──────── INPUT FOR THIS TASK

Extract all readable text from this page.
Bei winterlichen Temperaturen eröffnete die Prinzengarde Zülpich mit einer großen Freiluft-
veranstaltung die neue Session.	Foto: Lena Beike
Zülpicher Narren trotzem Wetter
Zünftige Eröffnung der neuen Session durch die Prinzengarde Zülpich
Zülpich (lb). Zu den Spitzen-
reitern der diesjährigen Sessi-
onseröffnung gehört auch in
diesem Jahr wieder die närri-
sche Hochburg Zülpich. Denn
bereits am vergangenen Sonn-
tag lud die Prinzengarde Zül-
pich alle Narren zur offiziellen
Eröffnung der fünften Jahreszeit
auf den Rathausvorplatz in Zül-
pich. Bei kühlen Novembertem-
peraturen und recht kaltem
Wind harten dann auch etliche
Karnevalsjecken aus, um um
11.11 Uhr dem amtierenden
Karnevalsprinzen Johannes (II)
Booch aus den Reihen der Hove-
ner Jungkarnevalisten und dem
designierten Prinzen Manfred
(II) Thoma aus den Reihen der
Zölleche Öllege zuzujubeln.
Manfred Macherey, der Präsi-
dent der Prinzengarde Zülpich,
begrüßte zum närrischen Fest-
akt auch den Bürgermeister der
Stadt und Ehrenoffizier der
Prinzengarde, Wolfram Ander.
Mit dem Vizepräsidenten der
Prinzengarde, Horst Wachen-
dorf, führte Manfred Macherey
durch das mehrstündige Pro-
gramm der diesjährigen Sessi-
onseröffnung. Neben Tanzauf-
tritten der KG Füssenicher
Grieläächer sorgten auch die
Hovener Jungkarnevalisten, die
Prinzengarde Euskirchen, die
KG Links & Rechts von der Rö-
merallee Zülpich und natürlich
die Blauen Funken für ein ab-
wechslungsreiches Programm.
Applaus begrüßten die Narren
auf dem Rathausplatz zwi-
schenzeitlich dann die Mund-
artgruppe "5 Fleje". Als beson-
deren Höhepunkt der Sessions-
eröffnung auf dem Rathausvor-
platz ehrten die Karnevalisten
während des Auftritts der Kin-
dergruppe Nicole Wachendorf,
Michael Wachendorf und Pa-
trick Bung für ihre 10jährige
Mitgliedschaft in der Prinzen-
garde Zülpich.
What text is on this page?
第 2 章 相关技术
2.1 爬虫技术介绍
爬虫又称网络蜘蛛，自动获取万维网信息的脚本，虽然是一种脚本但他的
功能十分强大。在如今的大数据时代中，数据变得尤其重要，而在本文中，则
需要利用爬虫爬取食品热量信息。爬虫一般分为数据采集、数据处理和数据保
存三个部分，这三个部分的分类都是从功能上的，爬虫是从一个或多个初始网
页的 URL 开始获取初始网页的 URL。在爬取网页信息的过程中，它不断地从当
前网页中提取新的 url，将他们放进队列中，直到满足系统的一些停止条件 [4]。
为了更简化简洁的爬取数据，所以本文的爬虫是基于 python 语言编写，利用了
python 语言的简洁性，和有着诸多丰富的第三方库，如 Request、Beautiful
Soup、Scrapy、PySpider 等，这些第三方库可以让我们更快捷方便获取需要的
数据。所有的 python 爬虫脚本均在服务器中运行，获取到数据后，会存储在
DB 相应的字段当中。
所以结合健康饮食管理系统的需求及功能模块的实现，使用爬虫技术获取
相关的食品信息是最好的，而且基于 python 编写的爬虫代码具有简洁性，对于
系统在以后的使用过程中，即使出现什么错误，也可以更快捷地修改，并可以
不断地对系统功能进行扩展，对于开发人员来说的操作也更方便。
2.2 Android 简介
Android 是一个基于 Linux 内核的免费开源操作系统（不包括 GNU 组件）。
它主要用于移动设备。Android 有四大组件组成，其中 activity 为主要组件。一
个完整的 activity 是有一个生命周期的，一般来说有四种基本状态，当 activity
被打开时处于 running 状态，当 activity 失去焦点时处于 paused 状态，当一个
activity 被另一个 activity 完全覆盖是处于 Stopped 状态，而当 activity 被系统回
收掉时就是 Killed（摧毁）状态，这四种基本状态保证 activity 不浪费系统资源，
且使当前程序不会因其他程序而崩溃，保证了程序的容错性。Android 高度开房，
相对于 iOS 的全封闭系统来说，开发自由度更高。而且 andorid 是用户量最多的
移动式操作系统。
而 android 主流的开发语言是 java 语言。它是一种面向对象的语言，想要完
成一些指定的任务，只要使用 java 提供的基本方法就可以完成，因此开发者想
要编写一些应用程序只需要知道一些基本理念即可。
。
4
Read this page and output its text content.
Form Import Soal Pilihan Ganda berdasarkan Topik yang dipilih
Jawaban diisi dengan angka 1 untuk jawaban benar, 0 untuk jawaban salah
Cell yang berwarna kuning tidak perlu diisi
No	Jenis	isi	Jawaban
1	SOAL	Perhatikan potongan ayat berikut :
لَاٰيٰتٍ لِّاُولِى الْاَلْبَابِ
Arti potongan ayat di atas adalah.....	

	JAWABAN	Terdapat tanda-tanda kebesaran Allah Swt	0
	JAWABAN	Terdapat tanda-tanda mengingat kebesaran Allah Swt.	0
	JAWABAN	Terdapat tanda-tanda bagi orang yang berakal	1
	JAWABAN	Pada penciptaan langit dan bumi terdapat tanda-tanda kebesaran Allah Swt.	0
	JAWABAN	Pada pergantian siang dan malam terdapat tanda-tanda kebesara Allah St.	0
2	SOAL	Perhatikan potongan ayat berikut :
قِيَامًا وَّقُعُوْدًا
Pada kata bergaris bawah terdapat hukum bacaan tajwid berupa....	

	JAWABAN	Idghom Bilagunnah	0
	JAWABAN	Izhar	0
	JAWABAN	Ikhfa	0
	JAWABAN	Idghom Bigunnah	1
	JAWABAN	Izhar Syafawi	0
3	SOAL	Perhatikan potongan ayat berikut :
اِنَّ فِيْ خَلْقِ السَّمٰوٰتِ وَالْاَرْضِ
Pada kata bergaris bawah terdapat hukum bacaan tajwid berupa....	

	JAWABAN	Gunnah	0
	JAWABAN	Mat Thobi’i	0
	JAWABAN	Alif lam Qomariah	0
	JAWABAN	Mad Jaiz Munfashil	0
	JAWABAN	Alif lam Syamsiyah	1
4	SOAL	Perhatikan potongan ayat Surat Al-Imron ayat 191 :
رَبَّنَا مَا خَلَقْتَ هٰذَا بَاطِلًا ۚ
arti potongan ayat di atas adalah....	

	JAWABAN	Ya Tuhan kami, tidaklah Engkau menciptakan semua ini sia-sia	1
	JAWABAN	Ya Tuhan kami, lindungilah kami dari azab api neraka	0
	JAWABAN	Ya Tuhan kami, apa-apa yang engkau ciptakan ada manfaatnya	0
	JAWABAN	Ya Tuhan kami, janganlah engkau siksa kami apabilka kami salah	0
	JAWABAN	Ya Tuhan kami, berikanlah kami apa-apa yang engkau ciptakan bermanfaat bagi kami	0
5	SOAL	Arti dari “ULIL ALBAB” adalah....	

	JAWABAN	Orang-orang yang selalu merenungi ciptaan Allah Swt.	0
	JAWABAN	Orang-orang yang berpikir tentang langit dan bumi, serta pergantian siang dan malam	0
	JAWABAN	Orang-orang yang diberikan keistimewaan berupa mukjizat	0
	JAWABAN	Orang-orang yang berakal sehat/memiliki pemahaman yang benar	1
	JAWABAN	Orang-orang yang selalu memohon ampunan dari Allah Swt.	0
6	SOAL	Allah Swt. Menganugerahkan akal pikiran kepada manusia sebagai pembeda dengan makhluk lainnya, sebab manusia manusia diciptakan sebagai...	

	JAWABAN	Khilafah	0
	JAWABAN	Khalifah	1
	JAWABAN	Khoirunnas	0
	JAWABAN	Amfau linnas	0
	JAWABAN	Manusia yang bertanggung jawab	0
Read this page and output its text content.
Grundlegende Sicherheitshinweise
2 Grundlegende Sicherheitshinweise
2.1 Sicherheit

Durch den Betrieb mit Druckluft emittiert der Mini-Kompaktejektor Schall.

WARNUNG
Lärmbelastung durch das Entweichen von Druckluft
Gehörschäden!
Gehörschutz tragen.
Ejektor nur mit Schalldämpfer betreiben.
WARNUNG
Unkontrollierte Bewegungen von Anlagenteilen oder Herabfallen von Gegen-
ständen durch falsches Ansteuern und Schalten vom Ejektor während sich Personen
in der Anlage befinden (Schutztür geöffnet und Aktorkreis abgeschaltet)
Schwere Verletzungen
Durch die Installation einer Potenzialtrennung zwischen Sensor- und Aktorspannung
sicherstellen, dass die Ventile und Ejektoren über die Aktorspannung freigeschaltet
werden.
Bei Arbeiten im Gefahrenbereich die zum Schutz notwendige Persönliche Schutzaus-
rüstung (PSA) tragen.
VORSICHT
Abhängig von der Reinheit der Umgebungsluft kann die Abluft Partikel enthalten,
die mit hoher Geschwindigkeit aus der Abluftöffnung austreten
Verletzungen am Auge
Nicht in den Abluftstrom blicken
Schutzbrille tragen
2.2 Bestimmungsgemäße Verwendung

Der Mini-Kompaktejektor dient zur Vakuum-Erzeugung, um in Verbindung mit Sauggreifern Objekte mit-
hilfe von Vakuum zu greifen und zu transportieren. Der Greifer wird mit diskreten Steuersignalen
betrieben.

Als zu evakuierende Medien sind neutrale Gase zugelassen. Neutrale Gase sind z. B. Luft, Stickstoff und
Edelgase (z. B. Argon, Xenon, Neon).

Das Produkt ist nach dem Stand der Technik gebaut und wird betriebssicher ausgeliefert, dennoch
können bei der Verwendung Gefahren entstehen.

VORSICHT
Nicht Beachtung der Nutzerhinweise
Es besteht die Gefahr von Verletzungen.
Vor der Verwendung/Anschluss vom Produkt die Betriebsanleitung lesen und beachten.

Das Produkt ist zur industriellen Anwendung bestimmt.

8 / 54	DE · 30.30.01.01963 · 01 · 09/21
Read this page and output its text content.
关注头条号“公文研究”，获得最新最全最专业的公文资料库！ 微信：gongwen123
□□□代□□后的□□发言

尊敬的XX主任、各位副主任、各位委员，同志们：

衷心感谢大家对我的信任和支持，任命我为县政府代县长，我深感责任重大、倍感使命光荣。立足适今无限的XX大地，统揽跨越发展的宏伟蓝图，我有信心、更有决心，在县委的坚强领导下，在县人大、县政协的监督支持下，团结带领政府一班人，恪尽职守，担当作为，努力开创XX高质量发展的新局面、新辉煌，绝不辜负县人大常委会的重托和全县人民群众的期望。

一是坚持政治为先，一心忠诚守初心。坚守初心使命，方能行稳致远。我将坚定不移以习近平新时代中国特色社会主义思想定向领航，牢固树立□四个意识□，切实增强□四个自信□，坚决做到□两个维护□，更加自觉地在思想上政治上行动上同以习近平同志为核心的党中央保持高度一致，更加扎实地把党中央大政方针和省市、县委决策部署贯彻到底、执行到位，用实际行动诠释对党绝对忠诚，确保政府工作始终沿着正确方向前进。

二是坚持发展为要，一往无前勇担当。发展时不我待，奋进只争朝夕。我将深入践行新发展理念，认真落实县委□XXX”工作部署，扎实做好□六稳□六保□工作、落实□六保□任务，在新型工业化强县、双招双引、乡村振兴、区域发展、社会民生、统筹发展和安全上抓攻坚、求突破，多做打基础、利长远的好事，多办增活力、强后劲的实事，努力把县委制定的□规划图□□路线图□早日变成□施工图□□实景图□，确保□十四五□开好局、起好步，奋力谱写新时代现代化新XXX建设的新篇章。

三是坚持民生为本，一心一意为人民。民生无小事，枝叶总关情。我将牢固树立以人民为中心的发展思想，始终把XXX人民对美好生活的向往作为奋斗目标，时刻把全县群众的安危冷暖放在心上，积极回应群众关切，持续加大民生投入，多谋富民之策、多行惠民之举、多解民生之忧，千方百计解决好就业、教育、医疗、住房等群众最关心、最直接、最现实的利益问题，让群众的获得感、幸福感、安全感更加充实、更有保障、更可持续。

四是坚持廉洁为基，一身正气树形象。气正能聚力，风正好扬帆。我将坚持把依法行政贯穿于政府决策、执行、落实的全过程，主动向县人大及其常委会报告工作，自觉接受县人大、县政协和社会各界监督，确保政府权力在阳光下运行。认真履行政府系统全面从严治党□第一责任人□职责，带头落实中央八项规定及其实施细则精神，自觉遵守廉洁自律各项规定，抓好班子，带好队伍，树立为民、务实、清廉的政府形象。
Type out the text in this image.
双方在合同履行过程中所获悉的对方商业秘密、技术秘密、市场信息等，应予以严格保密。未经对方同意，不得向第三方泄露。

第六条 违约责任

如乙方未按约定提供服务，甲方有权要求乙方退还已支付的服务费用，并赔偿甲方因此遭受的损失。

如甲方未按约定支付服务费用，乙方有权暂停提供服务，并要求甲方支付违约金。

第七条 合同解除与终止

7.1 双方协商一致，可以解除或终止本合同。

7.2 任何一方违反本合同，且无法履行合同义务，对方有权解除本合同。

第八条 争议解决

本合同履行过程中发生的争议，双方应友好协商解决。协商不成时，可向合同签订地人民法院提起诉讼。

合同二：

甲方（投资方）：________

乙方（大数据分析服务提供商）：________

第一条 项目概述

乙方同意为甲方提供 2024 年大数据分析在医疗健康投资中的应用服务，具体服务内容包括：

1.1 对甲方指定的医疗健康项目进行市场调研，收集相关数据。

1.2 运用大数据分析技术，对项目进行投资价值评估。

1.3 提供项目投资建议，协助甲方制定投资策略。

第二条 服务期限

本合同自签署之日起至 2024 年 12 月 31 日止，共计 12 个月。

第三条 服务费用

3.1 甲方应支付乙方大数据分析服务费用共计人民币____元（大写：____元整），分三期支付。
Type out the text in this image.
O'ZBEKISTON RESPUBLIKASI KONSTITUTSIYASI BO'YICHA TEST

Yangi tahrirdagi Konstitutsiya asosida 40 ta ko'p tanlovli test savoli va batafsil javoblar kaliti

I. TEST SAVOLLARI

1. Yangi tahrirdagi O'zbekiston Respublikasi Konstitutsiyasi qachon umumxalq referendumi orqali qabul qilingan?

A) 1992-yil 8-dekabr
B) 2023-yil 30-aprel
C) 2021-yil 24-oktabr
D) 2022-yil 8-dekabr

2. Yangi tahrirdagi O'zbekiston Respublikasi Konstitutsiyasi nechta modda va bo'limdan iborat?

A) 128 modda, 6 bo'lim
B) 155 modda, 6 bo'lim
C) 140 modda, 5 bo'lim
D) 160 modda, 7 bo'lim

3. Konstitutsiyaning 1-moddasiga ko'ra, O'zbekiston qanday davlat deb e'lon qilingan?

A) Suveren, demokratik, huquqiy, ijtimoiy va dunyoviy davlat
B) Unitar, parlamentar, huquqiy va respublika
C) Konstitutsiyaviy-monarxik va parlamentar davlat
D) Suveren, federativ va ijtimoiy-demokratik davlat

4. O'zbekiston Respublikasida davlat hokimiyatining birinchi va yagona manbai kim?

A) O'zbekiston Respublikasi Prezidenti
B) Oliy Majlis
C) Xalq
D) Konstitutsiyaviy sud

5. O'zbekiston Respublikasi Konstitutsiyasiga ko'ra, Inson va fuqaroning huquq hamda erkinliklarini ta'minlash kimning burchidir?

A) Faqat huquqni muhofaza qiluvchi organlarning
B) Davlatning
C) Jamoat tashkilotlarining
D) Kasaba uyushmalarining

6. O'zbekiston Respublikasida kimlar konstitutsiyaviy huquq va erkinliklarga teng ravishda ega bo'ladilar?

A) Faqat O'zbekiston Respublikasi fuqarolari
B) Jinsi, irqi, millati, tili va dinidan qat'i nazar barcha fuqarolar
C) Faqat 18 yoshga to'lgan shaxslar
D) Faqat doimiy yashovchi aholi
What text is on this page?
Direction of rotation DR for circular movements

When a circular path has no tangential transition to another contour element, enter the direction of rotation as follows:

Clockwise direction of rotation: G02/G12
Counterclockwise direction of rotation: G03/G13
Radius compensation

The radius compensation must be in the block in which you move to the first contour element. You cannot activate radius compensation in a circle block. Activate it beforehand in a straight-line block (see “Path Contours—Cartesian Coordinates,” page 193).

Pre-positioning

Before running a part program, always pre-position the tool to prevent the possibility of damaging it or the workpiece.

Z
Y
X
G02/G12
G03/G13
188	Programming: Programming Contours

────────────────

__TO BE DONE__. Scan the listing above. Gather each line that contains the word "berikut".

__FULL ANSWER__.
1	SOAL	Perhatikan potongan ayat berikut :
2	SOAL	Perhatikan potongan ayat berikut :
3	SOAL	Perhatikan potongan ayat berikut :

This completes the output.